Source information:
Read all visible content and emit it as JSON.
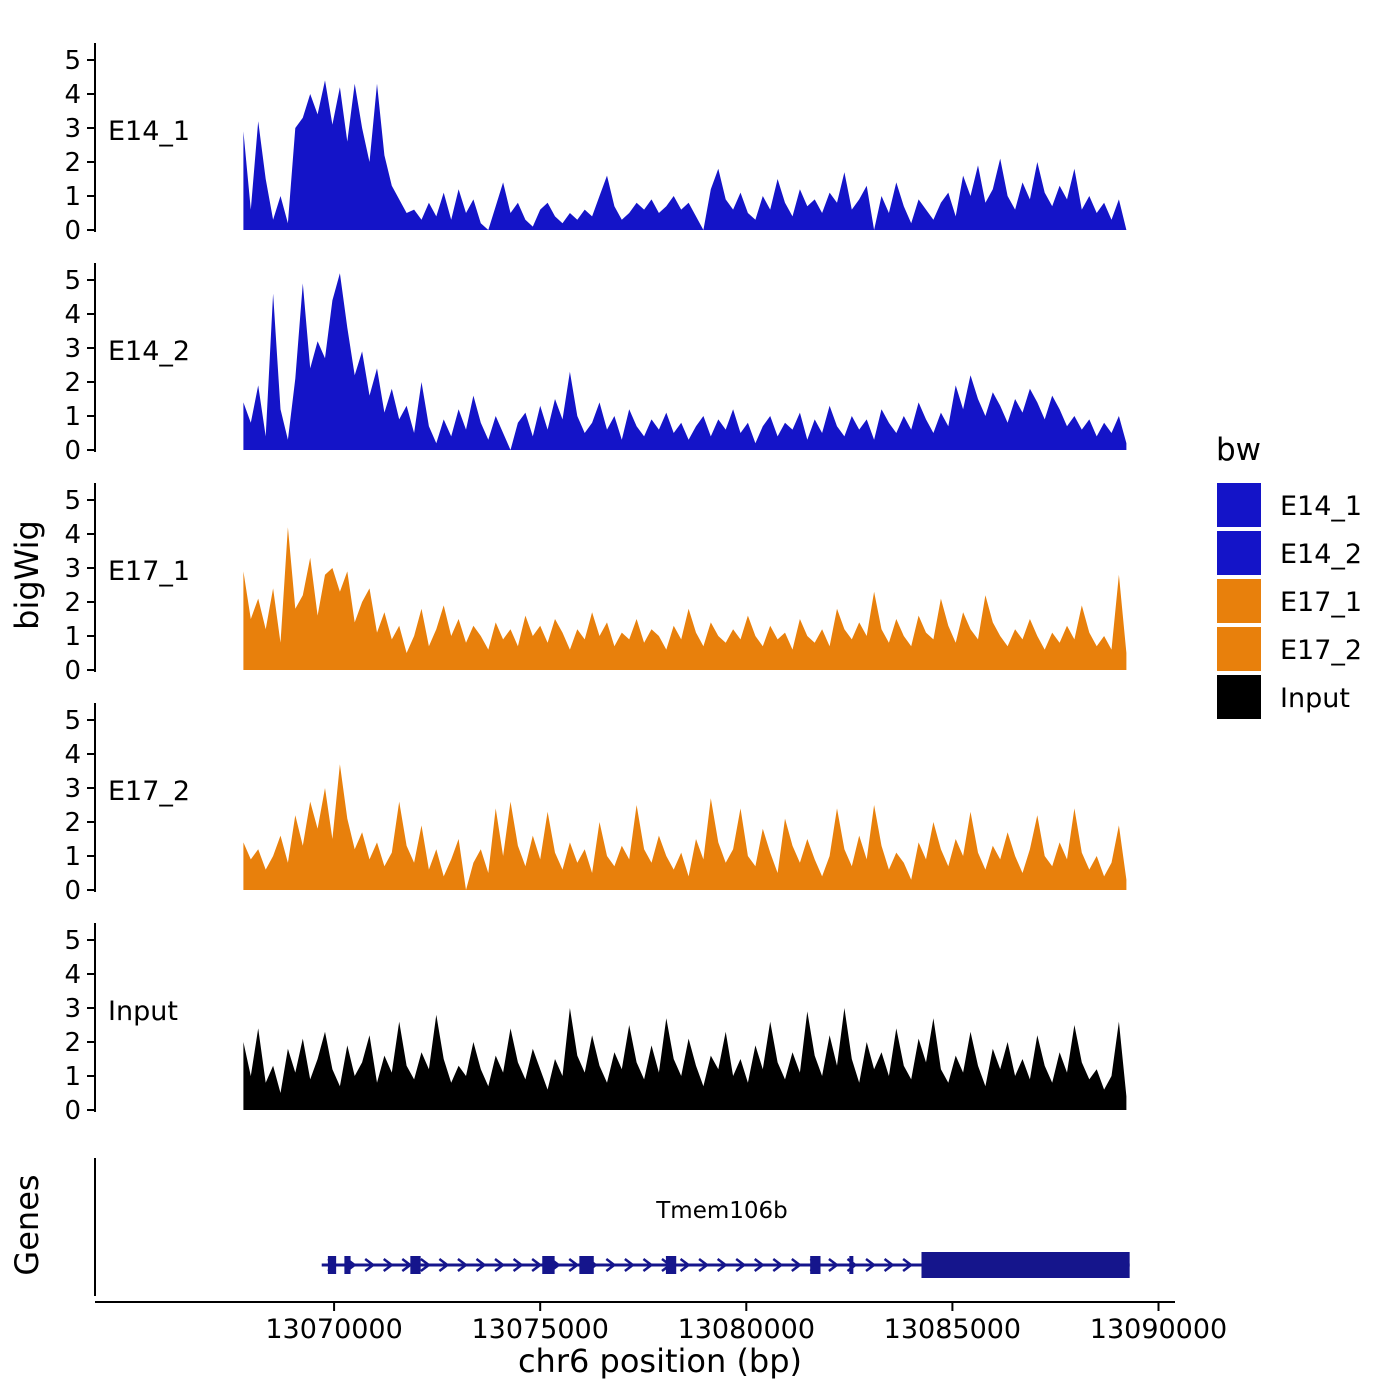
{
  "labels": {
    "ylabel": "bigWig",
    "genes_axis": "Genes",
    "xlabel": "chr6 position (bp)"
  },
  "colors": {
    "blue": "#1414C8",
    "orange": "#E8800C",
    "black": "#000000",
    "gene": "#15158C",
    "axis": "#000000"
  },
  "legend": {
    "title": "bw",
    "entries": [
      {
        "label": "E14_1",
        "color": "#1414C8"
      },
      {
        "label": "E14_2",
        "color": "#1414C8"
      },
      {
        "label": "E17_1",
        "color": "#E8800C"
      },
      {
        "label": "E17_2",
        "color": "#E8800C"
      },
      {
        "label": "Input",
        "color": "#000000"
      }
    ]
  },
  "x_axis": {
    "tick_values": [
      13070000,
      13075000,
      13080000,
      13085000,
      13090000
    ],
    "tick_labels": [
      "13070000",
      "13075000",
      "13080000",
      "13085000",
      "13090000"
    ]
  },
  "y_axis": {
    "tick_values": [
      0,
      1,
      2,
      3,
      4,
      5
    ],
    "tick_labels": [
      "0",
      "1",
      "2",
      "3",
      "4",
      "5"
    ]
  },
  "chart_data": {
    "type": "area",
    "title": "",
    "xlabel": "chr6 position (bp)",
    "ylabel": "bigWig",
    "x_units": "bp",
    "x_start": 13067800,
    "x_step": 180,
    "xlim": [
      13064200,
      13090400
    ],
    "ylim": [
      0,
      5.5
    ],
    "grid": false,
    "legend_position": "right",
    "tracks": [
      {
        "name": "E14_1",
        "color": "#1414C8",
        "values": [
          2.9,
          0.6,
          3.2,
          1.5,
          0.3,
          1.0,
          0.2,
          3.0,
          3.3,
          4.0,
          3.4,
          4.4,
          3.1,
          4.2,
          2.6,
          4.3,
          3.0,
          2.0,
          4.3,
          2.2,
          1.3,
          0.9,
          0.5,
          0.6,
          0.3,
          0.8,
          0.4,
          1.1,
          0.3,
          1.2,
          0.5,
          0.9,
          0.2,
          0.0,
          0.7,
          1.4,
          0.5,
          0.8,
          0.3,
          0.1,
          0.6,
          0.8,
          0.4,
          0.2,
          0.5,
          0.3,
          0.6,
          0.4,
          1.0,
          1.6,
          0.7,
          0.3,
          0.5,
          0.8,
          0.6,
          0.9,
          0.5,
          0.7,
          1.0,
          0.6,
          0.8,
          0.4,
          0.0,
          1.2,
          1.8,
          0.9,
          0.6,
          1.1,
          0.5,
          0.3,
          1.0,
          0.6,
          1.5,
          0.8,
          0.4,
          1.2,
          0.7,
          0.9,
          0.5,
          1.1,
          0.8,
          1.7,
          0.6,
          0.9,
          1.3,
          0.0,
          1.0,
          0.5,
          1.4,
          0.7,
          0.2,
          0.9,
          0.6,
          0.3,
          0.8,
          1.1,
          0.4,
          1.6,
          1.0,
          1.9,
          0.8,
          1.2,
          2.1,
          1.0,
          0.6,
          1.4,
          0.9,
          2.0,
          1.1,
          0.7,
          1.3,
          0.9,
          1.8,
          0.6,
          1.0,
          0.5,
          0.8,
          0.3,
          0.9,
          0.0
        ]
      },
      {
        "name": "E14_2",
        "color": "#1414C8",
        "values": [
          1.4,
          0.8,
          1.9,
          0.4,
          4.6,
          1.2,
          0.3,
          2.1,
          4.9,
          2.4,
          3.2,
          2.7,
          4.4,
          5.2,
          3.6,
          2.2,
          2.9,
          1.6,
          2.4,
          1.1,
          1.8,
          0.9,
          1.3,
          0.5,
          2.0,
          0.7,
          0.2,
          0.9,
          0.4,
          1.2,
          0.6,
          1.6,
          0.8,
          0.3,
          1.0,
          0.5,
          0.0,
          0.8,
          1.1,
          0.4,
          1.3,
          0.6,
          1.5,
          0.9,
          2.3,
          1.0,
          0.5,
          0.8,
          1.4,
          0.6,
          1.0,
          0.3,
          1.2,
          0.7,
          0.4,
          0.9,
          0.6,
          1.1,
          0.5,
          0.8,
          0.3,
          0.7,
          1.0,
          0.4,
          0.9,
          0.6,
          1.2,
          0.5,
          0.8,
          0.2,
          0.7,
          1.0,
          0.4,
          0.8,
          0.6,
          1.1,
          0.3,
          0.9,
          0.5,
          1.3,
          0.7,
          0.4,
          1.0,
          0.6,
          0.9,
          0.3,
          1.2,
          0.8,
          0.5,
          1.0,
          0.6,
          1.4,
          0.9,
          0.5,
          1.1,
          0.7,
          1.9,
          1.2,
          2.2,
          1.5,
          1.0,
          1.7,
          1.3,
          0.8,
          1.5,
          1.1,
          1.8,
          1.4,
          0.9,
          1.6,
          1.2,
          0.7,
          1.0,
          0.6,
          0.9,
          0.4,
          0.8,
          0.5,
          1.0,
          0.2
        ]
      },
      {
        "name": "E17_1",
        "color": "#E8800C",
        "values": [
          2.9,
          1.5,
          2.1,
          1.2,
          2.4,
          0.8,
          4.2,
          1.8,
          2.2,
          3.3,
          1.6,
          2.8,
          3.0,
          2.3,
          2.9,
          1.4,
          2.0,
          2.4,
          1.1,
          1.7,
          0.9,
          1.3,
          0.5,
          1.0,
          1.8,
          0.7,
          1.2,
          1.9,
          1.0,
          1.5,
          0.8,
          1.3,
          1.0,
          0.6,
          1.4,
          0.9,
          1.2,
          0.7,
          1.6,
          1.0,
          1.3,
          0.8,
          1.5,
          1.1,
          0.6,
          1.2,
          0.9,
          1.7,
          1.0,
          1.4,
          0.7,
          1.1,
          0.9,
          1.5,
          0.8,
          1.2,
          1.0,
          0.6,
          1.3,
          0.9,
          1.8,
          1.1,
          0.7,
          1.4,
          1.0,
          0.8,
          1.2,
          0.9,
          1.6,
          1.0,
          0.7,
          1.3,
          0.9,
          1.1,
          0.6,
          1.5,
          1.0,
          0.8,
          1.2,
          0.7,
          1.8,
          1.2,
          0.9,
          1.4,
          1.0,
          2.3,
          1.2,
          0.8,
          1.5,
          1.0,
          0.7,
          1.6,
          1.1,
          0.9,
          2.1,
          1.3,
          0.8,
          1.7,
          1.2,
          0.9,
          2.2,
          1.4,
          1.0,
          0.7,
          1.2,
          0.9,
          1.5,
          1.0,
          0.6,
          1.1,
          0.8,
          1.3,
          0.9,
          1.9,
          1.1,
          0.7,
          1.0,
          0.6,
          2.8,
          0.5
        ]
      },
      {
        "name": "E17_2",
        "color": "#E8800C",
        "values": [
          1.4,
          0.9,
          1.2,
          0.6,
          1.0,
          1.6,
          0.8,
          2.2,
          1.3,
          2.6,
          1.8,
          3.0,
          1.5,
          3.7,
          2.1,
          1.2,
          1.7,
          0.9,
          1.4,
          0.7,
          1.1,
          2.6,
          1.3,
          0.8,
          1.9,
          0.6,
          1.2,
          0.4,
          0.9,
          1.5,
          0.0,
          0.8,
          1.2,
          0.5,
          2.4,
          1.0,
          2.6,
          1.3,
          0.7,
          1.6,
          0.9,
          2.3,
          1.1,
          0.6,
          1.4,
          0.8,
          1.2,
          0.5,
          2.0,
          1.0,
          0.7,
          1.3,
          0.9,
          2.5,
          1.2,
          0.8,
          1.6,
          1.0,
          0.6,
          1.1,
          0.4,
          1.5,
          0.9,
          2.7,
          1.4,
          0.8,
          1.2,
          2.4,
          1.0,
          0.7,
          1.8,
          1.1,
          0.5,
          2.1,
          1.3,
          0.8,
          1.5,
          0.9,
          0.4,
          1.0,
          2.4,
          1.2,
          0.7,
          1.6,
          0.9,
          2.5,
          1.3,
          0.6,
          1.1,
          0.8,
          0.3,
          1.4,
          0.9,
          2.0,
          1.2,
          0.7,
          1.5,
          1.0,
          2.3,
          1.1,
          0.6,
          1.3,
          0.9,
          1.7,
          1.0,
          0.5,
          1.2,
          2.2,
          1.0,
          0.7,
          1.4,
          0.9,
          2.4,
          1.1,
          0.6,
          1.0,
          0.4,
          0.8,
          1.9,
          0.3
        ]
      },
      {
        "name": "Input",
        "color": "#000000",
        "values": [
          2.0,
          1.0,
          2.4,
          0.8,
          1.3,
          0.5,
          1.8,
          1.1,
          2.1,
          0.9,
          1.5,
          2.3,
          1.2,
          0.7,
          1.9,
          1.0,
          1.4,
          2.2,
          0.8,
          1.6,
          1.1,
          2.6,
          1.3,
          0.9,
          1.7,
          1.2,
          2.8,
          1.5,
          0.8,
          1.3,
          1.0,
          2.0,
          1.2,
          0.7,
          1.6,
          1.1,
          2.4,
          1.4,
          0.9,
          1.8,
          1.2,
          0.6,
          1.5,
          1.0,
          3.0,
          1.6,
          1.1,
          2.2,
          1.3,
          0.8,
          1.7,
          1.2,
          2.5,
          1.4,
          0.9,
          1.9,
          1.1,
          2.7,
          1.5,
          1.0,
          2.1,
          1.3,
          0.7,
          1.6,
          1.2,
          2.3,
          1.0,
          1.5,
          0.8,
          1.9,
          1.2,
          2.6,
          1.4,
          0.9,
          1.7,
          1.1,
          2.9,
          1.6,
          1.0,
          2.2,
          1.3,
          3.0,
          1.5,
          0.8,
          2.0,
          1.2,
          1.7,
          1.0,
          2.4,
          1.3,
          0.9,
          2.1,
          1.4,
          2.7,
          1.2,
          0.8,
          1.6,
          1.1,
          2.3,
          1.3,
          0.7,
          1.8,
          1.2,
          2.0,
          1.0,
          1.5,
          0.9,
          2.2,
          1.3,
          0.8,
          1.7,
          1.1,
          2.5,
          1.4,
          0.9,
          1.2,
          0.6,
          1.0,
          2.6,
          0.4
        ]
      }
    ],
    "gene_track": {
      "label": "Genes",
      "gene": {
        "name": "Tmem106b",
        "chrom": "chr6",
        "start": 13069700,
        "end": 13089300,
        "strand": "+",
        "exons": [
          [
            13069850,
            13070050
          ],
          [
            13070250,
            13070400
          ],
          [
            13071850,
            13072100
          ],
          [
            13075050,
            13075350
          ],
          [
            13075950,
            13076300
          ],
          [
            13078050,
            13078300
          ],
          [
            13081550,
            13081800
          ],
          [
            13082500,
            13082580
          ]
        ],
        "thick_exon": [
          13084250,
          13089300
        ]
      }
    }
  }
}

Task instructions: Scan the records above. Return every line with "xlabel" in it.

Exercise result:
    "xlabel": "chr6 position (bp)"
    "xlabel": "chr6 position (bp)",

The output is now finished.